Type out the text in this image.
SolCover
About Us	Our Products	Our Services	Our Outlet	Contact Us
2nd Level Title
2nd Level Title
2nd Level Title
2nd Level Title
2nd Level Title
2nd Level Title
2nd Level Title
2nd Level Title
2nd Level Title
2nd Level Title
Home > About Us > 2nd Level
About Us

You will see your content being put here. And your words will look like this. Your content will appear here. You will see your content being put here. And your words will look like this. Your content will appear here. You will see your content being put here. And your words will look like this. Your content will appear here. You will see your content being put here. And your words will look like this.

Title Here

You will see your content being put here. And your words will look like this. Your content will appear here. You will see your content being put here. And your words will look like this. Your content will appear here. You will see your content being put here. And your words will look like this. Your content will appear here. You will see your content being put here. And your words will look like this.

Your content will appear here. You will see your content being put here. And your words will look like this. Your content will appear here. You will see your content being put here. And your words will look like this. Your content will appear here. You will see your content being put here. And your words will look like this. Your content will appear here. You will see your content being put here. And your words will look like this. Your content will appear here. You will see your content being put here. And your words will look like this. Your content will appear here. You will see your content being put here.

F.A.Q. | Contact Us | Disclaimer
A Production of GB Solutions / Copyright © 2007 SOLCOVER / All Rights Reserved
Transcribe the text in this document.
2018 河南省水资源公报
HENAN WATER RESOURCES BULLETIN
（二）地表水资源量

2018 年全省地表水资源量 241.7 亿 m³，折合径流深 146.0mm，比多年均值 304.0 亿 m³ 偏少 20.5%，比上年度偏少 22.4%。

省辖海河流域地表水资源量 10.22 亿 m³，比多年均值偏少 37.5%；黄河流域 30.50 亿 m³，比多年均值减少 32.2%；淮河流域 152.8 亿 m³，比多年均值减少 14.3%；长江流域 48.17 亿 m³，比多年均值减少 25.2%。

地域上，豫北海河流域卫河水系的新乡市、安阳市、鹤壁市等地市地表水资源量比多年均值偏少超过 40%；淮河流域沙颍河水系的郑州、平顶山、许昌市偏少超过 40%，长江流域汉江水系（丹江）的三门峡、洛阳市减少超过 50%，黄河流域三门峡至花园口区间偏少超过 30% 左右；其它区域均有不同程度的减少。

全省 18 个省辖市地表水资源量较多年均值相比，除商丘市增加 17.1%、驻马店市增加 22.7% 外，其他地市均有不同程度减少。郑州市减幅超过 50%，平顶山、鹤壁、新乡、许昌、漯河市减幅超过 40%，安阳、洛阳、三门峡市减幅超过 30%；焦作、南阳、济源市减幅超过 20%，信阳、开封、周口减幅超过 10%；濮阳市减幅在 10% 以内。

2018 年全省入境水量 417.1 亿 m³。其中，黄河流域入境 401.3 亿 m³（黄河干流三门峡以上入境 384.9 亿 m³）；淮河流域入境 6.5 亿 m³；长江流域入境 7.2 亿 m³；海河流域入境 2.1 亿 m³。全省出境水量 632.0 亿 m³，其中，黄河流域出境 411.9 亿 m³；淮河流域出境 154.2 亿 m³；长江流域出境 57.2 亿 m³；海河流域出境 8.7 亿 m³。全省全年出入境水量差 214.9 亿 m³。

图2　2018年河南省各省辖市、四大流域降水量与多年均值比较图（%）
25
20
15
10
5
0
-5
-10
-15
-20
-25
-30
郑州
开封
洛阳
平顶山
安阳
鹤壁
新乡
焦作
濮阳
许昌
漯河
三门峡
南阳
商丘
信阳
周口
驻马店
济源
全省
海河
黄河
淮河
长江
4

→ **Stated problem**
Exactly and exclusively, repeat the lines from the line that contains "Transcribe the text in this document." through the end of the records, both ends included.

→ **Finished task**
Transcribe the text in this document.
2018 河南省水资源公报
HENAN WATER RESOURCES BULLETIN
（二）地表水资源量

2018 年全省地表水资源量 241.7 亿 m³，折合径流深 146.0mm，比多年均值 304.0 亿 m³ 偏少 20.5%，比上年度偏少 22.4%。

省辖海河流域地表水资源量 10.22 亿 m³，比多年均值偏少 37.5%；黄河流域 30.50 亿 m³，比多年均值减少 32.2%；淮河流域 152.8 亿 m³，比多年均值减少 14.3%；长江流域 48.17 亿 m³，比多年均值减少 25.2%。

地域上，豫北海河流域卫河水系的新乡市、安阳市、鹤壁市等地市地表水资源量比多年均值偏少超过 40%；淮河流域沙颍河水系的郑州、平顶山、许昌市偏少超过 40%，长江流域汉江水系（丹江）的三门峡、洛阳市减少超过 50%，黄河流域三门峡至花园口区间偏少超过 30% 左右；其它区域均有不同程度的减少。

全省 18 个省辖市地表水资源量较多年均值相比，除商丘市增加 17.1%、驻马店市增加 22.7% 外，其他地市均有不同程度减少。郑州市减幅超过 50%，平顶山、鹤壁、新乡、许昌、漯河市减幅超过 40%，安阳、洛阳、三门峡市减幅超过 30%；焦作、南阳、济源市减幅超过 20%，信阳、开封、周口减幅超过 10%；濮阳市减幅在 10% 以内。

2018 年全省入境水量 417.1 亿 m³。其中，黄河流域入境 401.3 亿 m³（黄河干流三门峡以上入境 384.9 亿 m³）；淮河流域入境 6.5 亿 m³；长江流域入境 7.2 亿 m³；海河流域入境 2.1 亿 m³。全省出境水量 632.0 亿 m³，其中，黄河流域出境 411.9 亿 m³；淮河流域出境 154.2 亿 m³；长江流域出境 57.2 亿 m³；海河流域出境 8.7 亿 m³。全省全年出入境水量差 214.9 亿 m³。

图2　2018年河南省各省辖市、四大流域降水量与多年均值比较图（%）
25
20
15
10
5
0
-5
-10
-15
-20
-25
-30
郑州
开封
洛阳
平顶山
安阳
鹤壁
新乡
焦作
濮阳
许昌
漯河
三门峡
南阳
商丘
信阳
周口
驻马店
济源
全省
海河
黄河
淮河
长江
4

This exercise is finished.